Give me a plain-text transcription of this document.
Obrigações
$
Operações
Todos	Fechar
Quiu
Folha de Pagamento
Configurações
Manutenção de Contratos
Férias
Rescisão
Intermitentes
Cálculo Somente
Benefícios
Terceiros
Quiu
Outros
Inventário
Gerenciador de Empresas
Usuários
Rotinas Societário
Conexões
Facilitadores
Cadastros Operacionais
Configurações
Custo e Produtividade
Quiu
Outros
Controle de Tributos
__________
* _Directive_
Reproduce every entry shown above, precisely as it stands.

* _Full solution_
Give me a plain-text transcription of this document.
Obrigações
$
Operações
Todos	Fechar
Quiu
Folha de Pagamento
Configurações
Manutenção de Contratos
Férias
Rescisão
Intermitentes
Cálculo Somente
Benefícios
Terceiros
Quiu
Outros
Inventário
Gerenciador de Empresas
Usuários
Rotinas Societário
Conexões
Facilitadores
Cadastros Operacionais
Configurações
Custo e Produtividade
Quiu
Outros
Controle de Tributos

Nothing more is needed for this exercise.